▸ WRITTEN INSTRUCTION
Print the full listing exactly.

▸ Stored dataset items
----------------------------------------

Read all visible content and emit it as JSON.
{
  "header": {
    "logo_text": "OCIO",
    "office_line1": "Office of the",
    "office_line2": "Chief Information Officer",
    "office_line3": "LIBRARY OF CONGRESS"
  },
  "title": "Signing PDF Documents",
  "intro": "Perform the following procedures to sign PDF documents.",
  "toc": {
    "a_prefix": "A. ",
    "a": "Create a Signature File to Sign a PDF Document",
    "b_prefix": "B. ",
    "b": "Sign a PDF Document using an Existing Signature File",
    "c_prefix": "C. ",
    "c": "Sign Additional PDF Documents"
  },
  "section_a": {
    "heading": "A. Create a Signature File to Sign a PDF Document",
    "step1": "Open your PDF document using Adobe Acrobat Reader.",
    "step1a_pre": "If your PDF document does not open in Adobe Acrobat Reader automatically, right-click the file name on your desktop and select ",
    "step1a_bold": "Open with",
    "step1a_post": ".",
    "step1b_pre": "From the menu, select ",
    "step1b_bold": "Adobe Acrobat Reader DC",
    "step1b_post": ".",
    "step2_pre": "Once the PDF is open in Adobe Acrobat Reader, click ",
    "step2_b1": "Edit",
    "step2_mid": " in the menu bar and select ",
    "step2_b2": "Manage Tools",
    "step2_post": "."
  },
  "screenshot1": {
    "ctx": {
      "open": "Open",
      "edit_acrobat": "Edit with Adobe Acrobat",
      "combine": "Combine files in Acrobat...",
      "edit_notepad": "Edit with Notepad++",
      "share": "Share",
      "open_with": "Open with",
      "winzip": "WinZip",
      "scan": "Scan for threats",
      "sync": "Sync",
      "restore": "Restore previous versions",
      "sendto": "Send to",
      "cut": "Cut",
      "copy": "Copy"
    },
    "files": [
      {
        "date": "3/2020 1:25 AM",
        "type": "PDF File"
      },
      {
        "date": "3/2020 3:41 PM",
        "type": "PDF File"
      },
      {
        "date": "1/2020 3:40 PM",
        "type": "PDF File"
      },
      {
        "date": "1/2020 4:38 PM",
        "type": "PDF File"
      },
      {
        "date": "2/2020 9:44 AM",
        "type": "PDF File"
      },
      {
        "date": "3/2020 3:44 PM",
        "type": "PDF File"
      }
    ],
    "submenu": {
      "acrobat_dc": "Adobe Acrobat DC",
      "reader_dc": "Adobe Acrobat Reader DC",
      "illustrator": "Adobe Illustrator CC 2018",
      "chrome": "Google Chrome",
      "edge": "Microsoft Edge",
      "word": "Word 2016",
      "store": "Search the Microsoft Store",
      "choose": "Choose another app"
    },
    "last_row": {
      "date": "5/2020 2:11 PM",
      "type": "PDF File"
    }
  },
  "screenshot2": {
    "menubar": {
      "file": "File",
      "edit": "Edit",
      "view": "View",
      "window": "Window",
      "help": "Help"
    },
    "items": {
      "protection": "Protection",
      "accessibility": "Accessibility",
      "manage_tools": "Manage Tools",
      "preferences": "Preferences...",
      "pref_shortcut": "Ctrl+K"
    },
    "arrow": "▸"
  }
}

----------------------------------------

▸ REPLY TO THE TASK
Read all visible content and emit it as JSON.
{
  "header": {
    "logo_text": "OCIO",
    "office_line1": "Office of the",
    "office_line2": "Chief Information Officer",
    "office_line3": "LIBRARY OF CONGRESS"
  },
  "title": "Signing PDF Documents",
  "intro": "Perform the following procedures to sign PDF documents.",
  "toc": {
    "a_prefix": "A. ",
    "a": "Create a Signature File to Sign a PDF Document",
    "b_prefix": "B. ",
    "b": "Sign a PDF Document using an Existing Signature File",
    "c_prefix": "C. ",
    "c": "Sign Additional PDF Documents"
  },
  "section_a": {
    "heading": "A. Create a Signature File to Sign a PDF Document",
    "step1": "Open your PDF document using Adobe Acrobat Reader.",
    "step1a_pre": "If your PDF document does not open in Adobe Acrobat Reader automatically, right-click the file name on your desktop and select ",
    "step1a_bold": "Open with",
    "step1a_post": ".",
    "step1b_pre": "From the menu, select ",
    "step1b_bold": "Adobe Acrobat Reader DC",
    "step1b_post": ".",
    "step2_pre": "Once the PDF is open in Adobe Acrobat Reader, click ",
    "step2_b1": "Edit",
    "step2_mid": " in the menu bar and select ",
    "step2_b2": "Manage Tools",
    "step2_post": "."
  },
  "screenshot1": {
    "ctx": {
      "open": "Open",
      "edit_acrobat": "Edit with Adobe Acrobat",
      "combine": "Combine files in Acrobat...",
      "edit_notepad": "Edit with Notepad++",
      "share": "Share",
      "open_with": "Open with",
      "winzip": "WinZip",
      "scan": "Scan for threats",
      "sync": "Sync",
      "restore": "Restore previous versions",
      "sendto": "Send to",
      "cut": "Cut",
      "copy": "Copy"
    },
    "files": [
      {
        "date": "3/2020 1:25 AM",
        "type": "PDF File"
      },
      {
        "date": "3/2020 3:41 PM",
        "type": "PDF File"
      },
      {
        "date": "1/2020 3:40 PM",
        "type": "PDF File"
      },
      {
        "date": "1/2020 4:38 PM",
        "type": "PDF File"
      },
      {
        "date": "2/2020 9:44 AM",
        "type": "PDF File"
      },
      {
        "date": "3/2020 3:44 PM",
        "type": "PDF File"
      }
    ],
    "submenu": {
      "acrobat_dc": "Adobe Acrobat DC",
      "reader_dc": "Adobe Acrobat Reader DC",
      "illustrator": "Adobe Illustrator CC 2018",
      "chrome": "Google Chrome",
      "edge": "Microsoft Edge",
      "word": "Word 2016",
      "store": "Search the Microsoft Store",
      "choose": "Choose another app"
    },
    "last_row": {
      "date": "5/2020 2:11 PM",
      "type": "PDF File"
    }
  },
  "screenshot2": {
    "menubar": {
      "file": "File",
      "edit": "Edit",
      "view": "View",
      "window": "Window",
      "help": "Help"
    },
    "items": {
      "protection": "Protection",
      "accessibility": "Accessibility",
      "manage_tools": "Manage Tools",
      "preferences": "Preferences...",
      "pref_shortcut": "Ctrl+K"
    },
    "arrow": "▸"
  }
}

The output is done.